Wychowanie niemieckiej młodzieży

Temat przeniesiony do archwium.
31-60 z 82
ży*
Diese Hitze macht mich fertig
Nie twierdzę, że w ogóle mlodzież w Polsce nie pali. Wiem ile jest u nas patologii.
Ale ! No właśnie ... Mam wrażenie, że nie doszlo u nas do takiego zdziczenia obyczajów jak na Zachodzie a szczególnie w Niemczech.
"Love parade", narkotyki, wygląd jak wielokrotnego recydywisty to jest COOL w Germany!
Jakie wzorce ma do powielenia młodzież niemiecka?

Jak się w Polsce nie zgodzono na obsceniczne sceny z gołymi dupami pedałów to zaraz wtrąciła się jakaś tam komisja europejska. "Love parade"? czy parada zboczeńców ?
Mimo wszystko nie zaszliśmy tak daleko a to co dzieje się w Niemczech powinno być przestrogą.
Pisałem przecież wcześniej, że nie chodzi mi o obrażanie Niemców. Mam tam wielu przyjaciół. Ludzie na wysokim poziomie.

Niestety nie dzieje się dobrze u Sąsiada co nas Polaków nie powinno cieszyć.
Niech mi tu Aussiedlerzy nie wciskają ciemnoty !
A nam Młodzież Wschechpolska daje doskonały przykład.
Es reizt mich :-)))

Als die Deutschen noch gut erzogen, ordentlich gekleidet (viele hatten sogar eine einheitliche grüne Kleidung an) waren und bestimmt nicht gekifft oder gefixt haben, ganz zu schweigen von Homosexuellen (die hat man gleich wirksam entsorgt) ... war das nicht so richtig gut. Sicher, das ist jetzt 60 Jahre her.

Nun hat sich ein anderes Deuutschland herausgebildet. Weltoffen. Frei. Eingebettet in Europa. Kaum noch eine Gefahr für andere Völker (meine Behauptung). Und? Wieder nicht gut?

Wie soll Deutschland - Deiner Meinung nach - aussehen, der Du einen wohl bewußt sehr altpolnischen (national angehauchten?) Nick trägst?

Eine Bitte: Keine Verallgemeinerungen mehr:

Die Deutschen ...

•••

§ Zadanie ćwiczeniowe 1
Proszę przytoczyć z tekstu o wychowaniu niemieckiej młodzieży odcinek od „A nam Młodzież” aż po „Die Deutschen ...”.
§ Zadanie ćwiczeniowe 2
Odpowiedz krótko na pytania do tekstu o wychowaniu niemieckiej młodzieży.
(a) Co tekst wymienia jako to, co „jest COOL w Germany”?
(b) Jak tekst określa przyjaciół mieszkających w Niemczech?
(c) Ile lat temu, według zdania zaczynającego się od „Als die Deutschen noch gut erzogen”, miało miejsce to, o czym ono mówi?

§ Zawartość zbioru danych
•••

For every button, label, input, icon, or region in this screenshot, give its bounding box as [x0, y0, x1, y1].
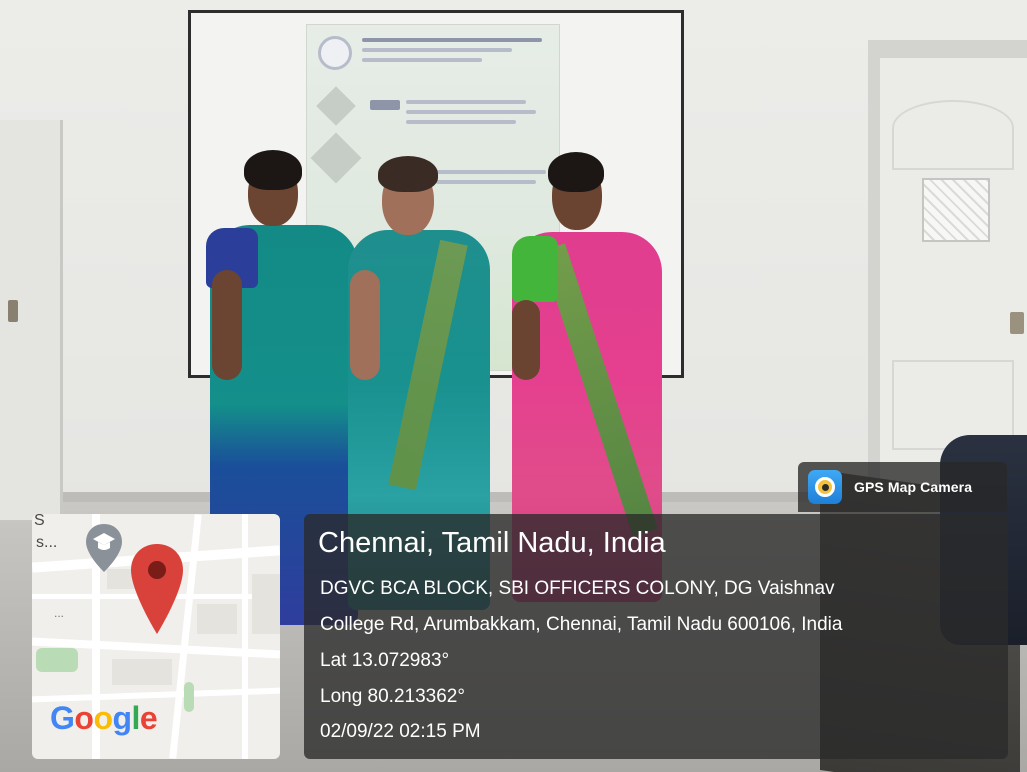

•••

§ Pełna odpowiedź 1
A nam Młodzież Wschechpolska daje doskonały przykład.
Es reizt mich :-)))

Als die Deutschen noch gut erzogen, ordentlich gekleidet (viele hatten sogar eine einheitliche grüne Kleidung an) waren und bestimmt nicht gekifft oder gefixt haben, ganz zu schweigen von Homosexuellen (die hat man gleich wirksam entsorgt) ... war das nicht so richtig gut. Sicher, das ist jetzt 60 Jahre her.

Nun hat sich ein anderes Deuutschland herausgebildet. Weltoffen. Frei. Eingebettet in Europa. Kaum noch eine Gefahr für andere Völker (meine Behauptung). Und? Wieder nicht gut?

Wie soll Deutschland - Deiner Meinung nach - aussehen, der Du einen wohl bewußt sehr altpolnischen (national angehauchten?) Nick trägst?

Eine Bitte: Keine Verallgemeinerungen mehr:

Die Deutschen ...

§ Pełna odpowiedź 2
(a) „Love parade”, narkotyki i wygląd jak wielokrotnego recydywisty.
(b) Jako ludzi na wysokim poziomie.
(c) 60 lat temu.